What is needed. Locate the lines where "BofA" occurs and copy them as they stand.

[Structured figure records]
## Begin
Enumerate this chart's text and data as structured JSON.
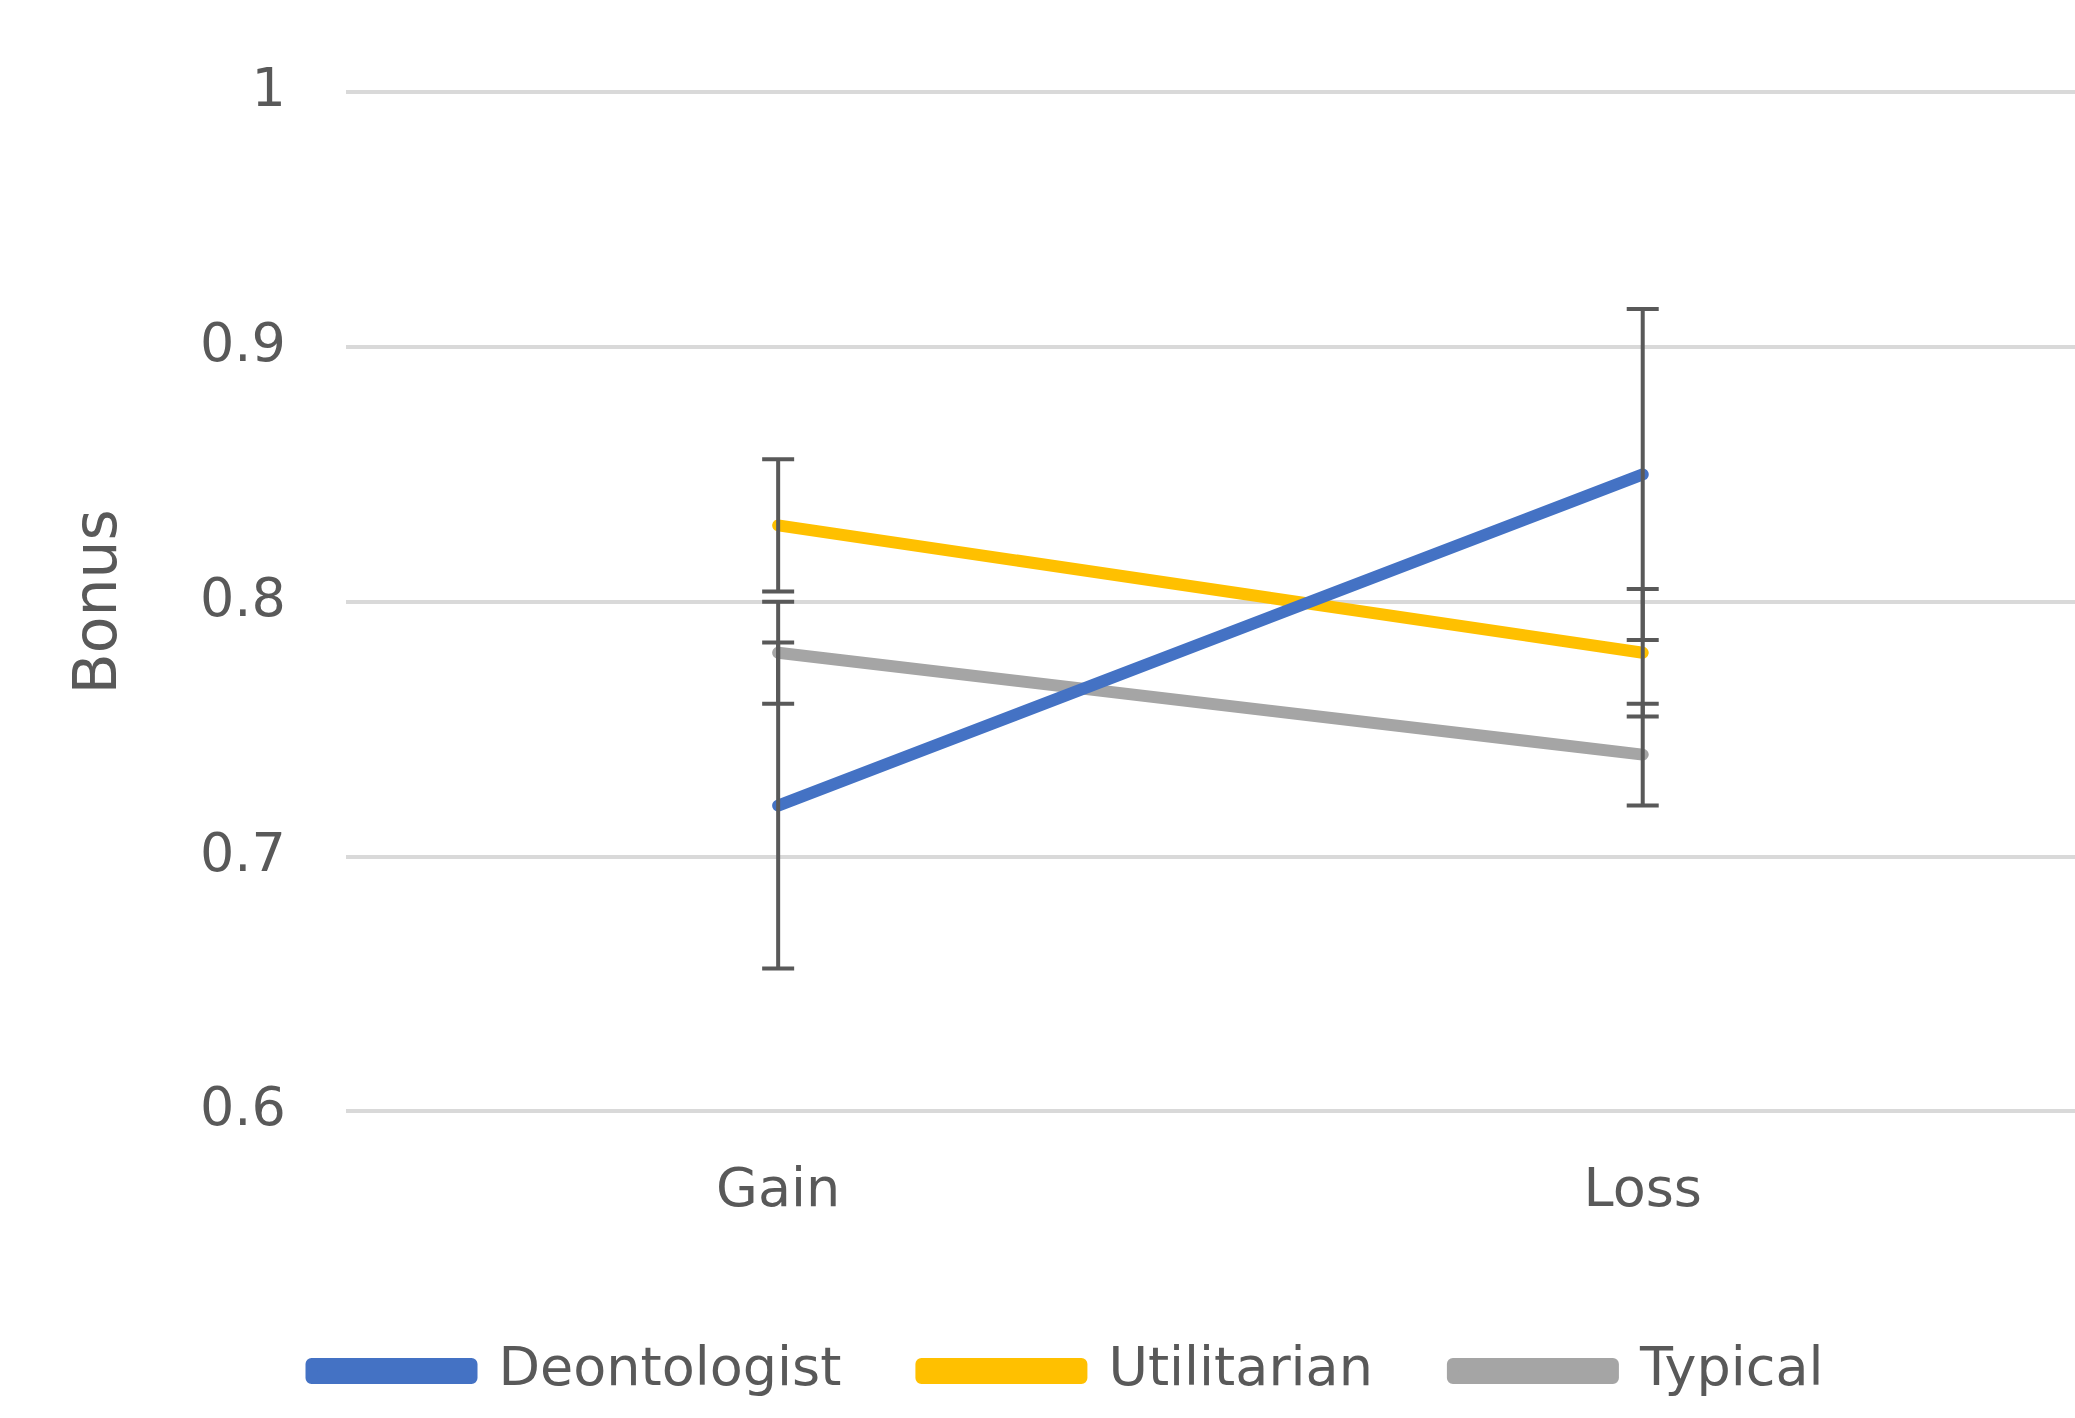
{
  "chart_data": {
    "type": "line",
    "ylabel": "Bonus",
    "categories": [
      "Gain",
      "Loss"
    ],
    "series": [
      {
        "name": "Deontologist",
        "color": "#4472c4",
        "values": [
          0.72,
          0.85
        ],
        "errors": [
          0.064,
          0.065
        ]
      },
      {
        "name": "Utilitarian",
        "color": "#ffc000",
        "values": [
          0.83,
          0.78
        ],
        "errors": [
          0.026,
          0.025
        ]
      },
      {
        "name": "Typical",
        "color": "#a5a5a5",
        "values": [
          0.78,
          0.74
        ],
        "errors": [
          0.02,
          0.02
        ]
      }
    ],
    "ylim": [
      0.6,
      1
    ],
    "yticks": [
      0.6,
      0.7,
      0.8,
      0.9,
      1
    ],
    "grid": "y",
    "legend": "bottom",
    "marker": "none",
    "line_style": "solid"
  }
}
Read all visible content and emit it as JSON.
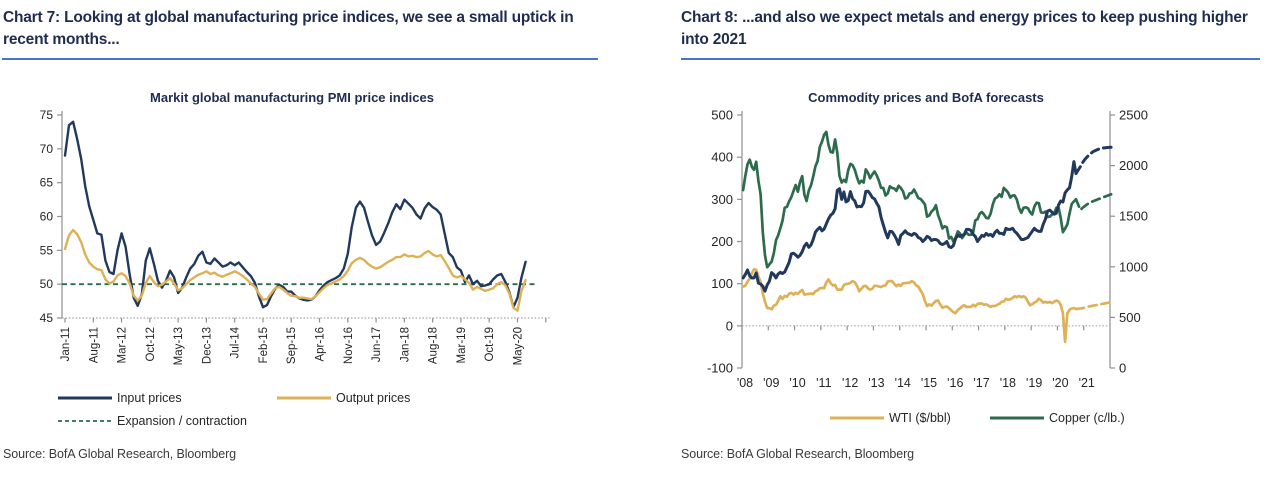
{
  "colors": {
    "heading_text": "#1f2c4f",
    "heading_rule": "#4a74c9",
    "navy": "#21395c",
    "gold": "#deb156",
    "green": "#2d6b4d",
    "axis_line": "#909090",
    "dotted_axis": "#a8a8a8",
    "tick_text": "#262626",
    "source_text": "#3a3a3a"
  },
  "panels": [
    {
      "heading": "Chart 7: Looking at global manufacturing price indices, we see a small uptick in recent months...",
      "source": "Source: BofA Global Research, Bloomberg"
    },
    {
      "heading": "Chart 8: ...and also we expect metals and energy prices to keep pushing higher into 2021",
      "source": "Source: BofA Global Research, Bloomberg"
    }
  ],
  "chart_data": [
    {
      "type": "line",
      "title": "Markit global manufacturing PMI price indices",
      "xlabel": "",
      "ylabel": "",
      "ylim": [
        45,
        75
      ],
      "y_ticks": [
        45,
        50,
        55,
        60,
        65,
        70,
        75
      ],
      "x_tick_labels": [
        "Jan-11",
        "Aug-11",
        "Mar-12",
        "Oct-12",
        "May-13",
        "Dec-13",
        "Jul-14",
        "Feb-15",
        "Sep-15",
        "Apr-16",
        "Nov-16",
        "Jun-17",
        "Jan-18",
        "Aug-18",
        "Mar-19",
        "Oct-19",
        "May-20"
      ],
      "x_months_between_ticks": 7,
      "grid": false,
      "legend_position": "bottom",
      "reference_line": {
        "label": "Expansion / contraction",
        "value": 50,
        "style": "dashed",
        "color_key": "green"
      },
      "series": [
        {
          "name": "Input prices",
          "color_key": "navy",
          "start": "Jan-11",
          "monthly_values": [
            69,
            73.5,
            74,
            71.5,
            68.5,
            64.5,
            61.5,
            59.5,
            57.5,
            57.3,
            53.5,
            51.8,
            51.5,
            55,
            57.5,
            55.5,
            51.5,
            48,
            46.8,
            48.5,
            53.5,
            55.3,
            53,
            50.5,
            49.5,
            50.5,
            52,
            51,
            48.7,
            49.5,
            51,
            52.3,
            53,
            54.2,
            54.8,
            53.2,
            53,
            53.8,
            53.2,
            52.6,
            52.8,
            53.2,
            52.8,
            53.2,
            52.5,
            51.8,
            51.2,
            50.2,
            48.2,
            46.6,
            46.9,
            48.2,
            49.3,
            49.9,
            49.6,
            48.9,
            48.9,
            48.3,
            47.9,
            47.7,
            47.6,
            47.7,
            48.2,
            49.1,
            49.8,
            50.3,
            50.6,
            50.9,
            51.3,
            52.3,
            54.5,
            58.5,
            61.3,
            62.2,
            61.3,
            59.2,
            57.2,
            55.8,
            56.3,
            57.6,
            59,
            60.6,
            61.8,
            61.1,
            62.5,
            61.9,
            61.3,
            60.3,
            59.7,
            61.2,
            62,
            61.4,
            61,
            60.3,
            57.4,
            54.6,
            54,
            52.5,
            52,
            50.3,
            51.3,
            50,
            50.5,
            49.7,
            49.8,
            50,
            50.7,
            51.3,
            51.5,
            50.3,
            48.8,
            46.6,
            48,
            51,
            53.3
          ]
        },
        {
          "name": "Output prices",
          "color_key": "gold",
          "start": "Jan-11",
          "monthly_values": [
            55.2,
            57.2,
            58,
            57.4,
            56.2,
            54.4,
            53.2,
            52.6,
            52.2,
            52.1,
            50.7,
            50.1,
            50.4,
            51.3,
            51.6,
            51.2,
            50.1,
            48.3,
            47.6,
            48.3,
            50.2,
            51.2,
            50.3,
            49.7,
            49.9,
            50.4,
            50.9,
            50.1,
            49.1,
            49.4,
            50,
            50.6,
            51,
            51.4,
            51.6,
            51.9,
            51.5,
            51.7,
            51.3,
            51.1,
            51.4,
            51.6,
            51.9,
            51.6,
            51.2,
            50.7,
            50.1,
            49.6,
            48.6,
            47.7,
            47.8,
            48.6,
            49.4,
            49.6,
            49.2,
            48.7,
            48.3,
            48.2,
            48,
            48,
            47.9,
            47.8,
            48.2,
            48.8,
            49.4,
            49.9,
            50.1,
            50.4,
            50.7,
            51.2,
            52,
            53.1,
            53.6,
            53.9,
            53.6,
            53,
            52.6,
            52.3,
            52.5,
            52.9,
            53.3,
            53.6,
            54,
            54,
            54.4,
            54.1,
            54.2,
            54,
            54.1,
            54.6,
            54.9,
            54.4,
            54.1,
            54.3,
            53.4,
            52.4,
            51.3,
            51,
            51.2,
            50.7,
            50.2,
            49.2,
            49.6,
            49.3,
            49,
            49.2,
            49.4,
            50,
            50.3,
            49.8,
            48.6,
            46.5,
            46.1,
            49,
            50.6
          ]
        }
      ]
    },
    {
      "type": "line",
      "title": "Commodity prices and BofA forecasts",
      "xlabel": "",
      "left_ylim": [
        -100,
        500
      ],
      "left_y_ticks": [
        -100,
        0,
        100,
        200,
        300,
        400,
        500
      ],
      "right_ylim": [
        0,
        2500
      ],
      "right_y_ticks": [
        0,
        500,
        1000,
        1500,
        2000,
        2500
      ],
      "x_tick_labels": [
        "'08",
        "'09",
        "'10",
        "'11",
        "'12",
        "'13",
        "'14",
        "'15",
        "'16",
        "'17",
        "'18",
        "'19",
        "'20",
        "'21"
      ],
      "x_range_years": [
        2008,
        2022
      ],
      "grid": false,
      "legend_position": "bottom",
      "forecast_note": "dashed segments are BofA forecasts",
      "series": [
        {
          "name": "WTI ($/bbl)",
          "axis": "left",
          "color_key": "gold",
          "in_legend": true,
          "monthly_values_from_2008": [
            93,
            95,
            105,
            112,
            125,
            134,
            133,
            117,
            104,
            77,
            57,
            42,
            42,
            39,
            48,
            50,
            59,
            70,
            64,
            71,
            69,
            76,
            78,
            74,
            78,
            76,
            81,
            85,
            74,
            75,
            76,
            77,
            75,
            82,
            84,
            89,
            90,
            89,
            103,
            110,
            101,
            96,
            97,
            86,
            86,
            86,
            97,
            99,
            100,
            102,
            106,
            103,
            95,
            82,
            88,
            94,
            95,
            89,
            86,
            88,
            95,
            95,
            93,
            92,
            95,
            96,
            105,
            106,
            106,
            100,
            94,
            98,
            95,
            101,
            101,
            102,
            102,
            106,
            103,
            96,
            93,
            84,
            76,
            59,
            47,
            51,
            48,
            54,
            59,
            60,
            51,
            43,
            45,
            46,
            42,
            37,
            32,
            30,
            38,
            41,
            46,
            49,
            45,
            45,
            45,
            50,
            46,
            52,
            53,
            53,
            50,
            51,
            48,
            45,
            47,
            47,
            50,
            52,
            57,
            58,
            64,
            62,
            63,
            66,
            70,
            68,
            71,
            68,
            70,
            67,
            57,
            49,
            51,
            55,
            58,
            64,
            61,
            55,
            57,
            55,
            57,
            54,
            57,
            60,
            58,
            50,
            30,
            -38,
            29,
            38,
            41,
            42,
            40
          ],
          "forecast_monthly_values": [
            41,
            42,
            43,
            45,
            46,
            47,
            48,
            49,
            50,
            51,
            52,
            53,
            54,
            55,
            56
          ]
        },
        {
          "name": "Copper (c/lb.)",
          "axis": "left",
          "color_key": "green",
          "in_legend": true,
          "monthly_values_from_2008": [
            322,
            355,
            383,
            394,
            377,
            370,
            389,
            344,
            312,
            222,
            167,
            139,
            146,
            152,
            172,
            203,
            214,
            231,
            249,
            280,
            282,
            295,
            305,
            320,
            334,
            318,
            341,
            355,
            311,
            296,
            321,
            333,
            354,
            378,
            391,
            424,
            437,
            453,
            460,
            429,
            412,
            411,
            442,
            410,
            355,
            340,
            346,
            341,
            369,
            384,
            381,
            370,
            352,
            338,
            344,
            340,
            371,
            363,
            350,
            359,
            366,
            357,
            344,
            327,
            327,
            309,
            314,
            331,
            327,
            326,
            320,
            332,
            327,
            319,
            302,
            304,
            314,
            315,
            323,
            314,
            303,
            301,
            295,
            288,
            259,
            262,
            271,
            276,
            286,
            263,
            249,
            231,
            236,
            234,
            207,
            211,
            200,
            209,
            224,
            219,
            208,
            216,
            221,
            216,
            216,
            221,
            250,
            253,
            266,
            270,
            264,
            256,
            255,
            266,
            288,
            302,
            305,
            312,
            306,
            327,
            322,
            316,
            304,
            309,
            309,
            299,
            279,
            268,
            280,
            281,
            279,
            270,
            264,
            283,
            292,
            291,
            269,
            268,
            271,
            258,
            259,
            264,
            266,
            280,
            281,
            256,
            222,
            231,
            240,
            266,
            289,
            295,
            300
          ],
          "forecast_monthly_values": [
            275,
            280,
            284,
            288,
            291,
            294,
            296,
            298,
            300,
            302,
            304,
            306,
            308,
            310,
            312
          ]
        },
        {
          "name": "",
          "axis": "right",
          "color_key": "navy",
          "in_legend": false,
          "monthly_values_from_2008": [
            890,
            924,
            968,
            910,
            889,
            890,
            940,
            839,
            830,
            807,
            760,
            820,
            858,
            943,
            924,
            890,
            929,
            946,
            934,
            949,
            996,
            1043,
            1127,
            1134,
            1118,
            1095,
            1113,
            1149,
            1205,
            1232,
            1193,
            1216,
            1271,
            1342,
            1370,
            1390,
            1356,
            1373,
            1424,
            1474,
            1511,
            1529,
            1573,
            1756,
            1772,
            1666,
            1739,
            1641,
            1654,
            1743,
            1674,
            1650,
            1591,
            1598,
            1594,
            1630,
            1745,
            1747,
            1721,
            1684,
            1672,
            1628,
            1593,
            1487,
            1414,
            1343,
            1286,
            1351,
            1348,
            1316,
            1276,
            1221,
            1310,
            1330,
            1355,
            1330,
            1320,
            1310,
            1330,
            1320,
            1290,
            1280,
            1250,
            1270,
            1300,
            1290,
            1260,
            1270,
            1270,
            1260,
            1230,
            1220,
            1230,
            1250,
            1200,
            1190,
            1210,
            1280,
            1310,
            1300,
            1310,
            1320,
            1370,
            1370,
            1360,
            1320,
            1300,
            1250,
            1280,
            1310,
            1300,
            1330,
            1310,
            1320,
            1300,
            1340,
            1360,
            1330,
            1330,
            1320,
            1380,
            1370,
            1370,
            1380,
            1350,
            1330,
            1300,
            1270,
            1270,
            1280,
            1290,
            1320,
            1350,
            1380,
            1360,
            1350,
            1350,
            1420,
            1470,
            1550,
            1560,
            1540,
            1520,
            1530,
            1610,
            1650,
            1640,
            1730,
            1760,
            1780,
            1890,
            2040,
            1922
          ],
          "forecast_monthly_values": [
            1990,
            2030,
            2060,
            2085,
            2105,
            2125,
            2140,
            2150,
            2160,
            2168,
            2172,
            2175,
            2178,
            2180,
            2182
          ]
        }
      ]
    }
  ]
}
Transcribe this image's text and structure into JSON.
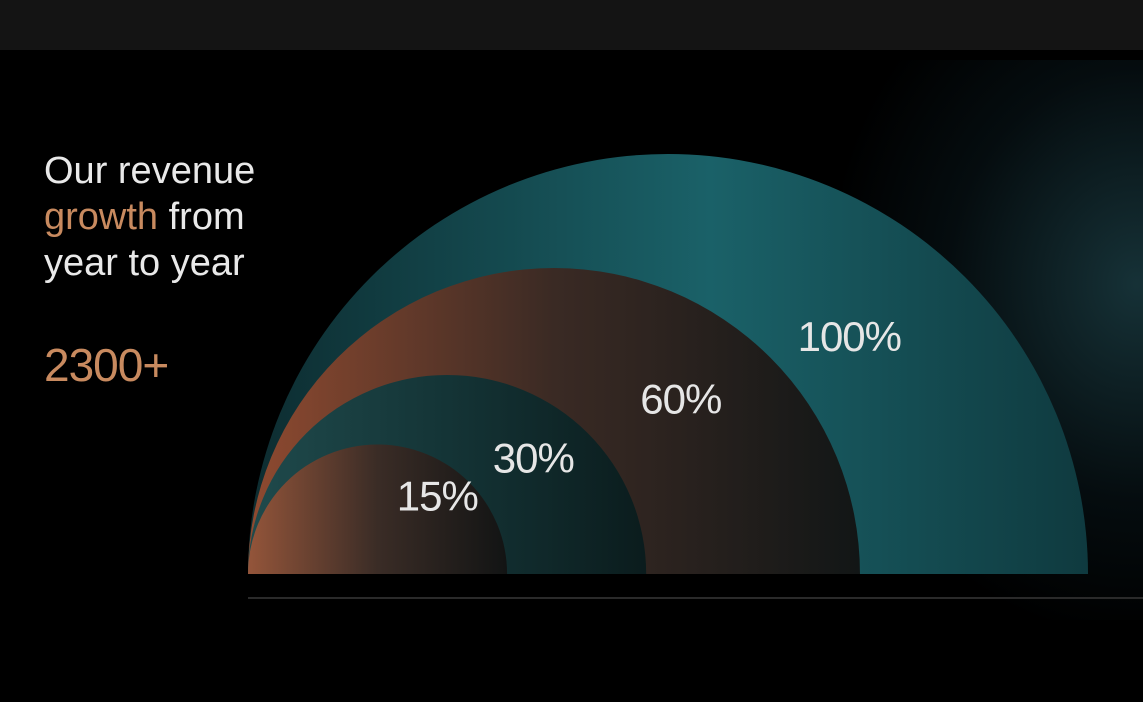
{
  "slide": {
    "kicker": "",
    "headline_pre": "Our revenue",
    "headline_accent": "growth",
    "headline_post": "from year to year",
    "stat_value": "2300+",
    "stat_label": "",
    "footnote": ""
  },
  "colors": {
    "background": "#000000",
    "accent": "#c88a5f",
    "teal": "#1e6a72",
    "copper": "#9a5538",
    "dark_teal": "#163c40",
    "arc_inner": "#2a2420"
  },
  "chart_data": {
    "type": "nested-semicircle",
    "title": "",
    "xlabel": "",
    "ylabel": "",
    "categories": [
      "",
      "",
      "",
      ""
    ],
    "values": [
      15,
      30,
      60,
      100
    ],
    "value_labels": [
      "15%",
      "30%",
      "60%",
      "100%"
    ],
    "sub_labels": [
      "",
      "",
      "",
      ""
    ],
    "grid": false
  }
}
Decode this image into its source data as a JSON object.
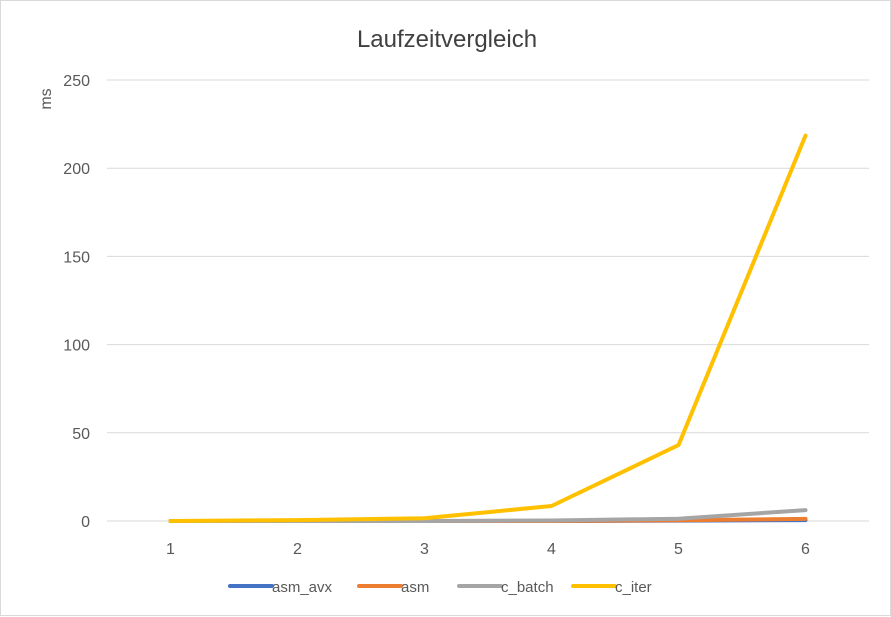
{
  "chart_data": {
    "type": "line",
    "title": "Laufzeitvergleich",
    "xlabel": "",
    "ylabel": "ms",
    "ylim": [
      0,
      250
    ],
    "yticks": [
      "0",
      "50",
      "100",
      "150",
      "200",
      "250"
    ],
    "categories": [
      "1",
      "2",
      "3",
      "4",
      "5",
      "6"
    ],
    "grid": true,
    "legend_position": "bottom",
    "series": [
      {
        "name": "asm_avx",
        "color": "#4472C4",
        "values": [
          0,
          0,
          0,
          0,
          0.2,
          0.5
        ]
      },
      {
        "name": "asm",
        "color": "#ED7D31",
        "values": [
          0,
          0,
          0,
          0,
          0.4,
          1.2
        ]
      },
      {
        "name": "c_batch",
        "color": "#A5A5A5",
        "values": [
          0,
          0,
          0,
          0.3,
          1.3,
          6.2
        ]
      },
      {
        "name": "c_iter",
        "color": "#FFC000",
        "values": [
          0,
          0.5,
          1.6,
          8.5,
          43,
          218.5
        ]
      }
    ]
  }
}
## End
Exercise output.
      "source": "Source: BofA Global Research, Bloomberg"
      "source": "Source: BofA Global Research, Bloomberg"
      "title": "Commodity prices and BofA forecasts",
      "forecast_note": "dashed segments are BofA forecasts",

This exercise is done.